**WHAT IS NEEDED:**
Find every line in the records below that holds the word "venom" and copy it.

**MATERIAL TO PROCESS:**
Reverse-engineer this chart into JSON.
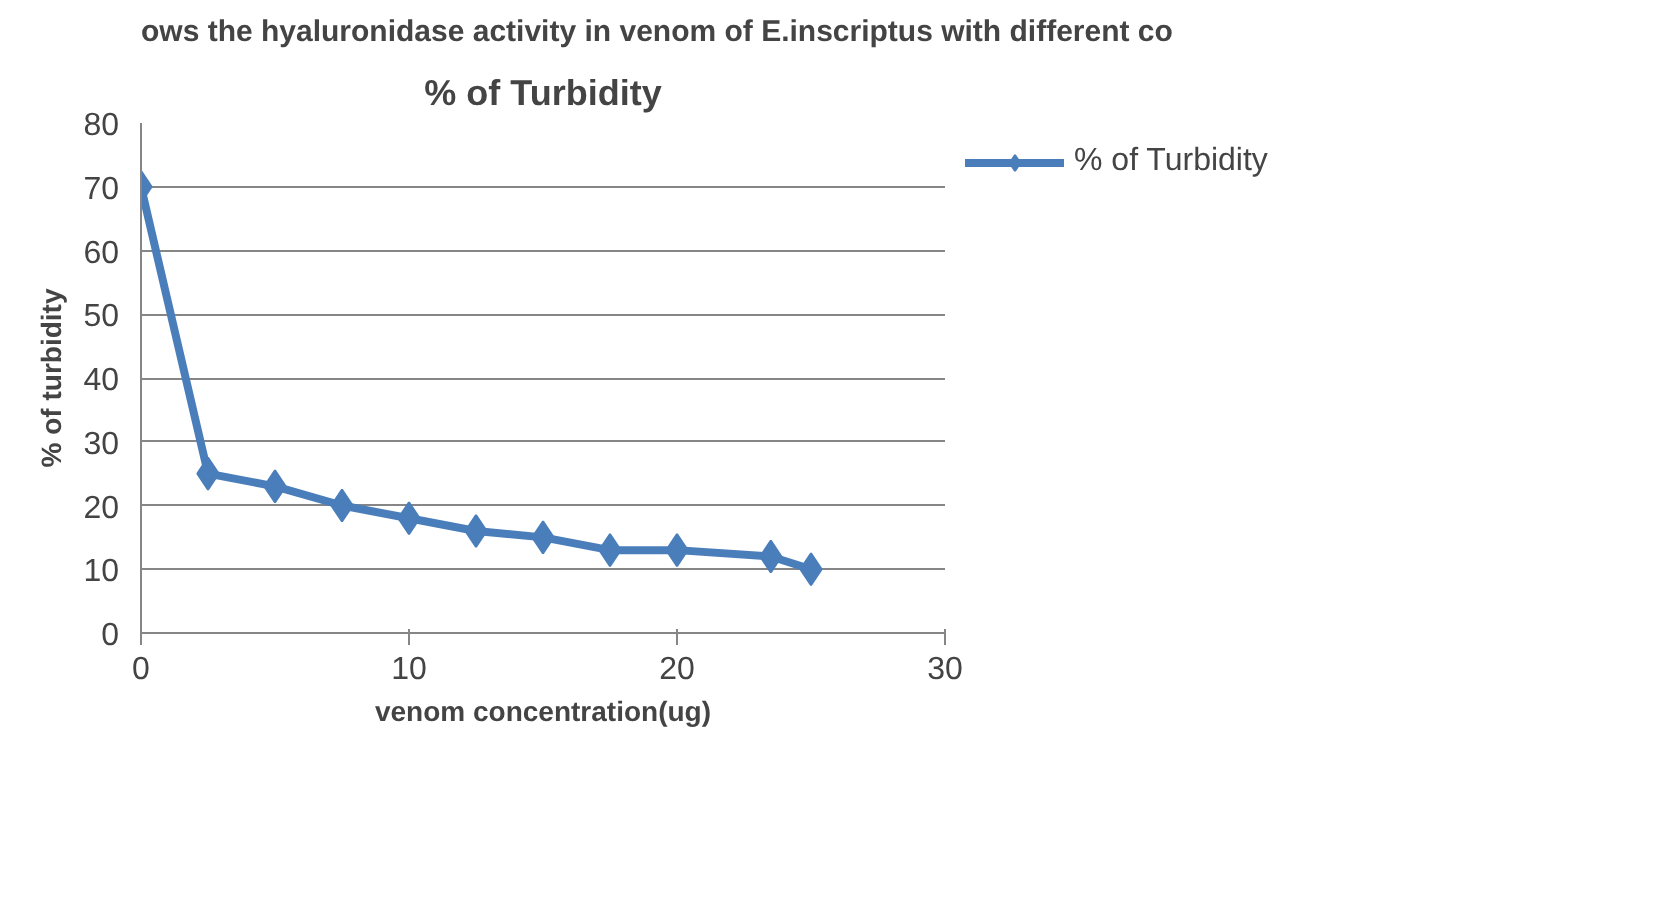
{
  "chart_data": {
    "type": "line",
    "title": "% of Turbidity",
    "xlabel": "venom concentration(ug)",
    "ylabel": "% of turbidity",
    "annotations": [
      "ows the hyaluronidase activity in venom of E.inscriptus with different co"
    ],
    "x": [
      0,
      2.5,
      5,
      7.5,
      10,
      12.5,
      15,
      17.5,
      20,
      23.5,
      25
    ],
    "series": [
      {
        "name": "% of Turbidity",
        "color": "#4a7ebb",
        "values": [
          70,
          25,
          23,
          20,
          18,
          16,
          15,
          13,
          13,
          12,
          10
        ]
      }
    ],
    "xlim": [
      0,
      30
    ],
    "xticks": [
      0,
      10,
      20,
      30
    ],
    "ylim": [
      0,
      80
    ],
    "yticks": [
      0,
      10,
      20,
      30,
      40,
      50,
      60,
      70,
      80
    ],
    "grid": "y",
    "legend": "right",
    "marker": "diamond",
    "line_style": "solid"
  }
}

**SOLUTION:**
    "xlabel": "venom concentration(ug)",
      "ows the hyaluronidase activity in venom of E.inscriptus with different co"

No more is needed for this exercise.